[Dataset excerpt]
[BEGIN]
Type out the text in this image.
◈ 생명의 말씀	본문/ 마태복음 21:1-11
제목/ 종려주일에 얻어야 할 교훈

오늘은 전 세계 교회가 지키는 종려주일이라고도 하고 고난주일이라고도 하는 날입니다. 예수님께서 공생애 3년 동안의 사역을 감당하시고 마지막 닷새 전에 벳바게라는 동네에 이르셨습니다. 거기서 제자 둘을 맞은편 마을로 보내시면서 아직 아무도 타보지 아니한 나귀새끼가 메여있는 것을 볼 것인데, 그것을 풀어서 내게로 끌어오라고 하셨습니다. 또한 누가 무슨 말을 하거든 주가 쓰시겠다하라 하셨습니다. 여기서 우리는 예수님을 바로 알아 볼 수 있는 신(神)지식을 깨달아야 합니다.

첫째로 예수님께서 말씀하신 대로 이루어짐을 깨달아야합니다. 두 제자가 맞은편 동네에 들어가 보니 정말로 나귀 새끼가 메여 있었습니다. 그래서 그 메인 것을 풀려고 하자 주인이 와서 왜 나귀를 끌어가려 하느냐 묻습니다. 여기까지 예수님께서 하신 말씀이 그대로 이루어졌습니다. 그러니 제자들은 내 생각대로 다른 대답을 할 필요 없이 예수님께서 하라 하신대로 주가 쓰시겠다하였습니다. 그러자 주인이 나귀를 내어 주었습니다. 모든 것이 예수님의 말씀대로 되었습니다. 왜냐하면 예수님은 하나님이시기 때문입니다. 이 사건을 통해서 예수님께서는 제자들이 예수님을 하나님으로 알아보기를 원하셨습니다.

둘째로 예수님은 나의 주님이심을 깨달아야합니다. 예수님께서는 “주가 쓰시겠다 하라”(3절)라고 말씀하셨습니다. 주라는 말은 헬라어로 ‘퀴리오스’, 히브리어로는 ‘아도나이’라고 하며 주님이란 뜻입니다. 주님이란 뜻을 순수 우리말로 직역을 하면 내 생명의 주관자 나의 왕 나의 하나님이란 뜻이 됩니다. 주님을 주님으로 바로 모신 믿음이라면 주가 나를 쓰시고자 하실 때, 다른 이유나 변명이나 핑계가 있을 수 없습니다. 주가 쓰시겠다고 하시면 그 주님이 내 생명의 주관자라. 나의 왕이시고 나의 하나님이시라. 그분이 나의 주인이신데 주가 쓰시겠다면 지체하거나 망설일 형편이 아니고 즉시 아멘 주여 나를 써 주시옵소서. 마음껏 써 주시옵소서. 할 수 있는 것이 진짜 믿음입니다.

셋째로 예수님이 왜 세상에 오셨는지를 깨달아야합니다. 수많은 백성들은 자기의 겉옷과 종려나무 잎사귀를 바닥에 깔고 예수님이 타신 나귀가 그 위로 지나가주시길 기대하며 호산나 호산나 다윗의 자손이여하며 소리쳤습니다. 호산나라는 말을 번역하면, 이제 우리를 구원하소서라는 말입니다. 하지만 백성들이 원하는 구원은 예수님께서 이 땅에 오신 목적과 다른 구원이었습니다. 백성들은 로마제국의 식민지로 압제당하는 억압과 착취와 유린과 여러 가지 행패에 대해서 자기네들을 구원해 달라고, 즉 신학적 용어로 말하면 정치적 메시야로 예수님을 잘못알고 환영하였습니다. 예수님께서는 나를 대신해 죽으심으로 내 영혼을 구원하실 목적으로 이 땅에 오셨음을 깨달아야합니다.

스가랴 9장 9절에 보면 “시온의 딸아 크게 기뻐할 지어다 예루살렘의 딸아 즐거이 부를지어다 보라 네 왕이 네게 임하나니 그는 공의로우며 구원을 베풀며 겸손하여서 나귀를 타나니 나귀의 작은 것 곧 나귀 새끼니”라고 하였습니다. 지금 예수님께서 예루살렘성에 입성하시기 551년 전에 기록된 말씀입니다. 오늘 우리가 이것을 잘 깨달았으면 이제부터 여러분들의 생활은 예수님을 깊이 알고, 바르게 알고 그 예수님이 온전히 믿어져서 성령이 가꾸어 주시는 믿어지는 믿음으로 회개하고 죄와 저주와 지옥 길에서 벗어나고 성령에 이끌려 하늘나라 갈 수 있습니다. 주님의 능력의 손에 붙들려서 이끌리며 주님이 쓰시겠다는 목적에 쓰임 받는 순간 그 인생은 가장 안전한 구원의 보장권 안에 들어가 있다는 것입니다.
[END]
#### Written problem:
Reproduce every record, matching each line exactly.

#### Final result:
Type out the text in this image.
◈ 생명의 말씀	본문/ 마태복음 21:1-11
제목/ 종려주일에 얻어야 할 교훈

오늘은 전 세계 교회가 지키는 종려주일이라고도 하고 고난주일이라고도 하는 날입니다. 예수님께서 공생애 3년 동안의 사역을 감당하시고 마지막 닷새 전에 벳바게라는 동네에 이르셨습니다. 거기서 제자 둘을 맞은편 마을로 보내시면서 아직 아무도 타보지 아니한 나귀새끼가 메여있는 것을 볼 것인데, 그것을 풀어서 내게로 끌어오라고 하셨습니다. 또한 누가 무슨 말을 하거든 주가 쓰시겠다하라 하셨습니다. 여기서 우리는 예수님을 바로 알아 볼 수 있는 신(神)지식을 깨달아야 합니다.

첫째로 예수님께서 말씀하신 대로 이루어짐을 깨달아야합니다. 두 제자가 맞은편 동네에 들어가 보니 정말로 나귀 새끼가 메여 있었습니다. 그래서 그 메인 것을 풀려고 하자 주인이 와서 왜 나귀를 끌어가려 하느냐 묻습니다. 여기까지 예수님께서 하신 말씀이 그대로 이루어졌습니다. 그러니 제자들은 내 생각대로 다른 대답을 할 필요 없이 예수님께서 하라 하신대로 주가 쓰시겠다하였습니다. 그러자 주인이 나귀를 내어 주었습니다. 모든 것이 예수님의 말씀대로 되었습니다. 왜냐하면 예수님은 하나님이시기 때문입니다. 이 사건을 통해서 예수님께서는 제자들이 예수님을 하나님으로 알아보기를 원하셨습니다.

둘째로 예수님은 나의 주님이심을 깨달아야합니다. 예수님께서는 “주가 쓰시겠다 하라”(3절)라고 말씀하셨습니다. 주라는 말은 헬라어로 ‘퀴리오스’, 히브리어로는 ‘아도나이’라고 하며 주님이란 뜻입니다. 주님이란 뜻을 순수 우리말로 직역을 하면 내 생명의 주관자 나의 왕 나의 하나님이란 뜻이 됩니다. 주님을 주님으로 바로 모신 믿음이라면 주가 나를 쓰시고자 하실 때, 다른 이유나 변명이나 핑계가 있을 수 없습니다. 주가 쓰시겠다고 하시면 그 주님이 내 생명의 주관자라. 나의 왕이시고 나의 하나님이시라. 그분이 나의 주인이신데 주가 쓰시겠다면 지체하거나 망설일 형편이 아니고 즉시 아멘 주여 나를 써 주시옵소서. 마음껏 써 주시옵소서. 할 수 있는 것이 진짜 믿음입니다.

셋째로 예수님이 왜 세상에 오셨는지를 깨달아야합니다. 수많은 백성들은 자기의 겉옷과 종려나무 잎사귀를 바닥에 깔고 예수님이 타신 나귀가 그 위로 지나가주시길 기대하며 호산나 호산나 다윗의 자손이여하며 소리쳤습니다. 호산나라는 말을 번역하면, 이제 우리를 구원하소서라는 말입니다. 하지만 백성들이 원하는 구원은 예수님께서 이 땅에 오신 목적과 다른 구원이었습니다. 백성들은 로마제국의 식민지로 압제당하는 억압과 착취와 유린과 여러 가지 행패에 대해서 자기네들을 구원해 달라고, 즉 신학적 용어로 말하면 정치적 메시야로 예수님을 잘못알고 환영하였습니다. 예수님께서는 나를 대신해 죽으심으로 내 영혼을 구원하실 목적으로 이 땅에 오셨음을 깨달아야합니다.

스가랴 9장 9절에 보면 “시온의 딸아 크게 기뻐할 지어다 예루살렘의 딸아 즐거이 부를지어다 보라 네 왕이 네게 임하나니 그는 공의로우며 구원을 베풀며 겸손하여서 나귀를 타나니 나귀의 작은 것 곧 나귀 새끼니”라고 하였습니다. 지금 예수님께서 예루살렘성에 입성하시기 551년 전에 기록된 말씀입니다. 오늘 우리가 이것을 잘 깨달았으면 이제부터 여러분들의 생활은 예수님을 깊이 알고, 바르게 알고 그 예수님이 온전히 믿어져서 성령이 가꾸어 주시는 믿어지는 믿음으로 회개하고 죄와 저주와 지옥 길에서 벗어나고 성령에 이끌려 하늘나라 갈 수 있습니다. 주님의 능력의 손에 붙들려서 이끌리며 주님이 쓰시겠다는 목적에 쓰임 받는 순간 그 인생은 가장 안전한 구원의 보장권 안에 들어가 있다는 것입니다.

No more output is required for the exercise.